Prompt:
Look through the data below and return each line where "Matched" appears.

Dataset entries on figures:
-- Start --

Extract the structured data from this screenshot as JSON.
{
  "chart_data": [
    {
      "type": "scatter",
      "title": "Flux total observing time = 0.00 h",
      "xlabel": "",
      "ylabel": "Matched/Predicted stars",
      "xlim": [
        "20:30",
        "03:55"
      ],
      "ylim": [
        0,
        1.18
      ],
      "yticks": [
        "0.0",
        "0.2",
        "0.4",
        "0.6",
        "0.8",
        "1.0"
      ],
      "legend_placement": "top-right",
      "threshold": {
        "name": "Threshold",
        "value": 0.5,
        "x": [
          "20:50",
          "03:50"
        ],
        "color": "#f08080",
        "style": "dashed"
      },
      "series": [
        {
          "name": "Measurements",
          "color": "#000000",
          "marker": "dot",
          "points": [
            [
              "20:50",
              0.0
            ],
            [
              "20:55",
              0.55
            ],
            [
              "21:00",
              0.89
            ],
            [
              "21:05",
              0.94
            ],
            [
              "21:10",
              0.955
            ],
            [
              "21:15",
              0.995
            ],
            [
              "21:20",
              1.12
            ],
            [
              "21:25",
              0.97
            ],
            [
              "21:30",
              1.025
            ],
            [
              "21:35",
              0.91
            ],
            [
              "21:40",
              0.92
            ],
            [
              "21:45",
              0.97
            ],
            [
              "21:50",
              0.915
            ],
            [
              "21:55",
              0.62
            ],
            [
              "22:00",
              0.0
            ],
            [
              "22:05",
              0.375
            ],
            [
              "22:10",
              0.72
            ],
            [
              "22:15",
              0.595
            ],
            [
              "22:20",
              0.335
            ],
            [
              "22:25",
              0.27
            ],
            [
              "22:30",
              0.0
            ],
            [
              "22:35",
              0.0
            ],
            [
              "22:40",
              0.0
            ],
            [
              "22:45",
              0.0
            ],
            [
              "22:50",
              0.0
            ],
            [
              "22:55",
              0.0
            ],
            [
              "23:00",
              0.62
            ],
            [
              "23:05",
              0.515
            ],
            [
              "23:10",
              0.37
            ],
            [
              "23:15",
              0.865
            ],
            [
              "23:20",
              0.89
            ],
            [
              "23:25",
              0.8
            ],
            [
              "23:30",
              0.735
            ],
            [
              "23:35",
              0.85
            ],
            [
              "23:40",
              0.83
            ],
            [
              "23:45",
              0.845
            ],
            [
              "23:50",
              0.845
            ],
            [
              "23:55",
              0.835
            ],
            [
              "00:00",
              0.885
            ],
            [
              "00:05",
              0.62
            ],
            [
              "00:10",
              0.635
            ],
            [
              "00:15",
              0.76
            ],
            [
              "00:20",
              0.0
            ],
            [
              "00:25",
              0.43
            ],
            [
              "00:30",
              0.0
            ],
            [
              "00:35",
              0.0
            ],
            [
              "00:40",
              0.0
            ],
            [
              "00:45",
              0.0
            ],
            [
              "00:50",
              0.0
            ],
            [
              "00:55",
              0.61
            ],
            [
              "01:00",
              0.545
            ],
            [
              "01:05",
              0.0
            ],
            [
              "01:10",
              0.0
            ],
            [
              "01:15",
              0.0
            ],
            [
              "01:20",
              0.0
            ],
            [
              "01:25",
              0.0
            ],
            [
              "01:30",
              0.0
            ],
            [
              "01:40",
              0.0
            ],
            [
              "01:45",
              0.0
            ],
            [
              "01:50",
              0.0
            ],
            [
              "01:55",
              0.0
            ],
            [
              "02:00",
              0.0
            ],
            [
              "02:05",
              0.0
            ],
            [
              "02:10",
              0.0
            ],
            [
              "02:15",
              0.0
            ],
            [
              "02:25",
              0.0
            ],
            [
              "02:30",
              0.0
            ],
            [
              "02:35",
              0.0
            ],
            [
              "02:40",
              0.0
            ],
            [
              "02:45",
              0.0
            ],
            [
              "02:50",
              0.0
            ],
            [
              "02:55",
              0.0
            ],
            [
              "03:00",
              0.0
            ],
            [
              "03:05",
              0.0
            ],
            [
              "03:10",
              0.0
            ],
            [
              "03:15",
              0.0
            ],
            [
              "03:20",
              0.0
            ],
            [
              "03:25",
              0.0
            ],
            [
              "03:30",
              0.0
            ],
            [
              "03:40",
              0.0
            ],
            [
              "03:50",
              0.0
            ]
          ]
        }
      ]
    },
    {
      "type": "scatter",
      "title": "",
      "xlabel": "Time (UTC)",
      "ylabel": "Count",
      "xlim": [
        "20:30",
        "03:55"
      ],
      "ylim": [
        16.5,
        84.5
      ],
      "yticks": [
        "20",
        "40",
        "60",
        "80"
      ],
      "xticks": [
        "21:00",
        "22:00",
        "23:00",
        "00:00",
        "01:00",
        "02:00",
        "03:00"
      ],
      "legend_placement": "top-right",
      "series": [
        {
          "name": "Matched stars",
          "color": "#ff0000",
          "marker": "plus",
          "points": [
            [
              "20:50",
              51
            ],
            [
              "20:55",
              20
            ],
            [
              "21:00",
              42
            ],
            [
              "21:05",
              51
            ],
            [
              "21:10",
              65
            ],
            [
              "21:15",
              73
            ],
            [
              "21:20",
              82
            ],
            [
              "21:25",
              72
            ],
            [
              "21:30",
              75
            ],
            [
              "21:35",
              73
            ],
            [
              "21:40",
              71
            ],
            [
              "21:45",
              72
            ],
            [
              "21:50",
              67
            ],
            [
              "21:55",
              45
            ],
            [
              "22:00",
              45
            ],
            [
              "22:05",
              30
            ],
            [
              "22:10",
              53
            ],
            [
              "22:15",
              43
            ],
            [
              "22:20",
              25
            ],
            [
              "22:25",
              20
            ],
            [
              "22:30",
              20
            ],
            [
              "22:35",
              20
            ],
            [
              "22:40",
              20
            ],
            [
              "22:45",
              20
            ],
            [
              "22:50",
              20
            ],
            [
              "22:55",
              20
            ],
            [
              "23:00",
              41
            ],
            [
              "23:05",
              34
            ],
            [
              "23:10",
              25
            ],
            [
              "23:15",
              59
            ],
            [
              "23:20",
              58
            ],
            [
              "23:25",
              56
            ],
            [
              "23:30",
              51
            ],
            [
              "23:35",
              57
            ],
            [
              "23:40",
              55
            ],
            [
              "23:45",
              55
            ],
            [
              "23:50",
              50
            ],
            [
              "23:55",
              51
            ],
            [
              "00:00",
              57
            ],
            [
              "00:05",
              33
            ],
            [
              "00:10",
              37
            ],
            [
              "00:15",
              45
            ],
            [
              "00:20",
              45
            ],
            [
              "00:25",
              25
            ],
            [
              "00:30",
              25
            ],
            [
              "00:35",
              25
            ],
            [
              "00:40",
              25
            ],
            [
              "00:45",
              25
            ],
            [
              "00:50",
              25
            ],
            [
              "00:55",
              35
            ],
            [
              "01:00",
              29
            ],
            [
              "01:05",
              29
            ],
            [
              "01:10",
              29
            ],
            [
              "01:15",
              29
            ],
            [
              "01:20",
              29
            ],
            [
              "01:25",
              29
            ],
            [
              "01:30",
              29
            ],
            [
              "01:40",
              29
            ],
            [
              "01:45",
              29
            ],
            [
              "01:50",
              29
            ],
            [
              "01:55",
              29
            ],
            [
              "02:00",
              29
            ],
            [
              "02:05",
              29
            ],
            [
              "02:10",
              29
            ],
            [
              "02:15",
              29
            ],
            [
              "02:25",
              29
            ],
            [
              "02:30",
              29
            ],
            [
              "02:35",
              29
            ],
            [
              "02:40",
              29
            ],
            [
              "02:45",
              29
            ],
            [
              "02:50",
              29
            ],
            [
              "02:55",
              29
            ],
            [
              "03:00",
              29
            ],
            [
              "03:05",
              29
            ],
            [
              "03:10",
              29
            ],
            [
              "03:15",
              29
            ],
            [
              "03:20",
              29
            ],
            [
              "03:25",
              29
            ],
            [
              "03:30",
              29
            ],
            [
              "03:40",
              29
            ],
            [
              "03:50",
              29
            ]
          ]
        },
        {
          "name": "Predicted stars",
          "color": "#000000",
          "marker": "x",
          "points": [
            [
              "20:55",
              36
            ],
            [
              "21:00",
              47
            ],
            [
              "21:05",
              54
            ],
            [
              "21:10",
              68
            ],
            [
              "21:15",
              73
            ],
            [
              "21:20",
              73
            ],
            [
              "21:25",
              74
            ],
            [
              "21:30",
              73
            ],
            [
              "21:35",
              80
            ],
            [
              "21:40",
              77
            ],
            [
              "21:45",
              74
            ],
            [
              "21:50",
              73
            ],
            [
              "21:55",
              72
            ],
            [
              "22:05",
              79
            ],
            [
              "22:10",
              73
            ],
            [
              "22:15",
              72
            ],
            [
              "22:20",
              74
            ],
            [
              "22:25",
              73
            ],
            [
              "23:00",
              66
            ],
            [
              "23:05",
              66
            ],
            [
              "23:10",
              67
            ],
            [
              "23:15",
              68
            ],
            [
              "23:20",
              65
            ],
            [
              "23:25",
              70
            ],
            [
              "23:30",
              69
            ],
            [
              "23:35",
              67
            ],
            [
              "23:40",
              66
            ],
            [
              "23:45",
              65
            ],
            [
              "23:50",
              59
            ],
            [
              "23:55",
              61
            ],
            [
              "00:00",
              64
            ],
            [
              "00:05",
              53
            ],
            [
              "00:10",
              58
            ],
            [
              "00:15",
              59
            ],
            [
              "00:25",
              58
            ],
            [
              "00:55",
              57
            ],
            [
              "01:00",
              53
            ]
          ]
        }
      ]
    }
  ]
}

-- End --

Solution:
      "ylabel": "Matched/Predicted stars",
          "name": "Matched stars",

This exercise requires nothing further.